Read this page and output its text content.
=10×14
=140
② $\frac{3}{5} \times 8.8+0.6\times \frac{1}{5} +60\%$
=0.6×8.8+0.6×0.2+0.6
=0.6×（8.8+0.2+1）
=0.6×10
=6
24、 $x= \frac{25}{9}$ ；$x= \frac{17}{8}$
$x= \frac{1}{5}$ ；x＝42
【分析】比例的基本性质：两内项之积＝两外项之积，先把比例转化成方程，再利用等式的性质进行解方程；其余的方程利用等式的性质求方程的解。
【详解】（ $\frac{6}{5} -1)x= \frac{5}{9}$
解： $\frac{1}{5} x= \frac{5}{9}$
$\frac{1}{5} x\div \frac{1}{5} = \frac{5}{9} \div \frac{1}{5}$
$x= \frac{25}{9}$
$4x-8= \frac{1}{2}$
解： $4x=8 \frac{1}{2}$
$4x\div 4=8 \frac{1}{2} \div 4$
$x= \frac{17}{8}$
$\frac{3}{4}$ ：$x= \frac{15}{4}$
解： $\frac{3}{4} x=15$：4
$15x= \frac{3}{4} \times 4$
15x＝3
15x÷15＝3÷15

# # #

Written problem »
Reproduce each entry word for word.

Answer to this exercise »
Read this page and output its text content.
=10×14
=140
② $\frac{3}{5} \times 8.8+0.6\times \frac{1}{5} +60\%$
=0.6×8.8+0.6×0.2+0.6
=0.6×（8.8+0.2+1）
=0.6×10
=6
24、 $x= \frac{25}{9}$ ；$x= \frac{17}{8}$
$x= \frac{1}{5}$ ；x＝42
【分析】比例的基本性质：两内项之积＝两外项之积，先把比例转化成方程，再利用等式的性质进行解方程；其余的方程利用等式的性质求方程的解。
【详解】（ $\frac{6}{5} -1)x= \frac{5}{9}$
解： $\frac{1}{5} x= \frac{5}{9}$
$\frac{1}{5} x\div \frac{1}{5} = \frac{5}{9} \div \frac{1}{5}$
$x= \frac{25}{9}$
$4x-8= \frac{1}{2}$
解： $4x=8 \frac{1}{2}$
$4x\div 4=8 \frac{1}{2} \div 4$
$x= \frac{17}{8}$
$\frac{3}{4}$ ：$x= \frac{15}{4}$
解： $\frac{3}{4} x=15$：4
$15x= \frac{3}{4} \times 4$
15x＝3
15x÷15＝3÷15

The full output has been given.